[Figure contents as structured data]
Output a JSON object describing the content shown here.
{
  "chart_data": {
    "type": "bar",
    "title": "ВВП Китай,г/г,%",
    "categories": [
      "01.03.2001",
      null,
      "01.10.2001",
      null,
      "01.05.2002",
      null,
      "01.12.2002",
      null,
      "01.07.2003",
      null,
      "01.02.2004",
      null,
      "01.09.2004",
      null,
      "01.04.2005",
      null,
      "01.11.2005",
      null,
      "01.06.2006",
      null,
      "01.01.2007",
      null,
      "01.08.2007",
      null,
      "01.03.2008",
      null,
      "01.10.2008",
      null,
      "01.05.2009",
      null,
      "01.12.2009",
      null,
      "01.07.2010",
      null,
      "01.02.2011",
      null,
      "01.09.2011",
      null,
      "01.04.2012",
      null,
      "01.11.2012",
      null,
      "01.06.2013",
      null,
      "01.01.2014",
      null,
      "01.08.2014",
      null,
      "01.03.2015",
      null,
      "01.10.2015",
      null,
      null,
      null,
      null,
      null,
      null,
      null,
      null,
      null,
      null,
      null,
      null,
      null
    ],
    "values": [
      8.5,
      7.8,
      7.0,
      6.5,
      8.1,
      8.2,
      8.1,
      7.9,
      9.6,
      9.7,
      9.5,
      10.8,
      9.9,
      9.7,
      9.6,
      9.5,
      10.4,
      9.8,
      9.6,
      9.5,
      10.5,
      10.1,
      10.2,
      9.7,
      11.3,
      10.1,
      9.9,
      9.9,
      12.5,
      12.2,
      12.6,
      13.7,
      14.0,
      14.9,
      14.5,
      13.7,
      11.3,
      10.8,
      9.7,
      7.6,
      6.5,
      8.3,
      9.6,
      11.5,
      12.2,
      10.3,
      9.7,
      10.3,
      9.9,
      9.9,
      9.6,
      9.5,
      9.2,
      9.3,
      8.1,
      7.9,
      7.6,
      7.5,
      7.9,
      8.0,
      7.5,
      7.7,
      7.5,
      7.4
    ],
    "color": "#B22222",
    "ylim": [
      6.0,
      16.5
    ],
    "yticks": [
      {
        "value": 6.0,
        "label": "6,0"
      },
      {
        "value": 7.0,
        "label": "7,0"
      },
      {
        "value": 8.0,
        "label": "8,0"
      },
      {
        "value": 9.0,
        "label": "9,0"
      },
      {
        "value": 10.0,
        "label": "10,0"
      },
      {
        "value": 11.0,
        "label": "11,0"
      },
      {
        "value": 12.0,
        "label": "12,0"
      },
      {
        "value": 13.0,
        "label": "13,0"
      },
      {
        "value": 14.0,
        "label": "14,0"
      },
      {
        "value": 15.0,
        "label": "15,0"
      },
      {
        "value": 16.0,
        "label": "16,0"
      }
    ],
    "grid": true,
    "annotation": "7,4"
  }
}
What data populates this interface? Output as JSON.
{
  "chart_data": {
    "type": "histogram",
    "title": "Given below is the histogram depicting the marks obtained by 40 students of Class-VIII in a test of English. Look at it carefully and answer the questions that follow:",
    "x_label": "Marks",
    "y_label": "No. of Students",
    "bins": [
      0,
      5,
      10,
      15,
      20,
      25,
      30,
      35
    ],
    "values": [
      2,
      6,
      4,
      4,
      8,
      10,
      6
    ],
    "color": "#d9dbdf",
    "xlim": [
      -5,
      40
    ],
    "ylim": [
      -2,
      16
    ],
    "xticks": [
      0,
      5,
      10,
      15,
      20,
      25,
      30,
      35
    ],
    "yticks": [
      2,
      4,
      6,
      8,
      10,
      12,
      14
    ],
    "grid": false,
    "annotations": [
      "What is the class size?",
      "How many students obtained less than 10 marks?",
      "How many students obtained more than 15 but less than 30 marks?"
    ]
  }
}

▶ _Goal_
Copy all of the data. Keep every word exactly as it is.

▶ _Reply_
Output a JSON object describing the content shown here.
{
  "chart_data": {
    "type": "bar",
    "title": "ВВП Китай,г/г,%",
    "categories": [
      "01.03.2001",
      null,
      "01.10.2001",
      null,
      "01.05.2002",
      null,
      "01.12.2002",
      null,
      "01.07.2003",
      null,
      "01.02.2004",
      null,
      "01.09.2004",
      null,
      "01.04.2005",
      null,
      "01.11.2005",
      null,
      "01.06.2006",
      null,
      "01.01.2007",
      null,
      "01.08.2007",
      null,
      "01.03.2008",
      null,
      "01.10.2008",
      null,
      "01.05.2009",
      null,
      "01.12.2009",
      null,
      "01.07.2010",
      null,
      "01.02.2011",
      null,
      "01.09.2011",
      null,
      "01.04.2012",
      null,
      "01.11.2012",
      null,
      "01.06.2013",
      null,
      "01.01.2014",
      null,
      "01.08.2014",
      null,
      "01.03.2015",
      null,
      "01.10.2015",
      null,
      null,
      null,
      null,
      null,
      null,
      null,
      null,
      null,
      null,
      null,
      null,
      null
    ],
    "values": [
      8.5,
      7.8,
      7.0,
      6.5,
      8.1,
      8.2,
      8.1,
      7.9,
      9.6,
      9.7,
      9.5,
      10.8,
      9.9,
      9.7,
      9.6,
      9.5,
      10.4,
      9.8,
      9.6,
      9.5,
      10.5,
      10.1,
      10.2,
      9.7,
      11.3,
      10.1,
      9.9,
      9.9,
      12.5,
      12.2,
      12.6,
      13.7,
      14.0,
      14.9,
      14.5,
      13.7,
      11.3,
      10.8,
      9.7,
      7.6,
      6.5,
      8.3,
      9.6,
      11.5,
      12.2,
      10.3,
      9.7,
      10.3,
      9.9,
      9.9,
      9.6,
      9.5,
      9.2,
      9.3,
      8.1,
      7.9,
      7.6,
      7.5,
      7.9,
      8.0,
      7.5,
      7.7,
      7.5,
      7.4
    ],
    "color": "#B22222",
    "ylim": [
      6.0,
      16.5
    ],
    "yticks": [
      {
        "value": 6.0,
        "label": "6,0"
      },
      {
        "value": 7.0,
        "label": "7,0"
      },
      {
        "value": 8.0,
        "label": "8,0"
      },
      {
        "value": 9.0,
        "label": "9,0"
      },
      {
        "value": 10.0,
        "label": "10,0"
      },
      {
        "value": 11.0,
        "label": "11,0"
      },
      {
        "value": 12.0,
        "label": "12,0"
      },
      {
        "value": 13.0,
        "label": "13,0"
      },
      {
        "value": 14.0,
        "label": "14,0"
      },
      {
        "value": 15.0,
        "label": "15,0"
      },
      {
        "value": 16.0,
        "label": "16,0"
      }
    ],
    "grid": true,
    "annotation": "7,4"
  }
}
What data populates this interface? Output as JSON.
{
  "chart_data": {
    "type": "histogram",
    "title": "Given below is the histogram depicting the marks obtained by 40 students of Class-VIII in a test of English. Look at it carefully and answer the questions that follow:",
    "x_label": "Marks",
    "y_label": "No. of Students",
    "bins": [
      0,
      5,
      10,
      15,
      20,
      25,
      30,
      35
    ],
    "values": [
      2,
      6,
      4,
      4,
      8,
      10,
      6
    ],
    "color": "#d9dbdf",
    "xlim": [
      -5,
      40
    ],
    "ylim": [
      -2,
      16
    ],
    "xticks": [
      0,
      5,
      10,
      15,
      20,
      25,
      30,
      35
    ],
    "yticks": [
      2,
      4,
      6,
      8,
      10,
      12,
      14
    ],
    "grid": false,
    "annotations": [
      "What is the class size?",
      "How many students obtained less than 10 marks?",
      "How many students obtained more than 15 but less than 30 marks?"
    ]
  }
}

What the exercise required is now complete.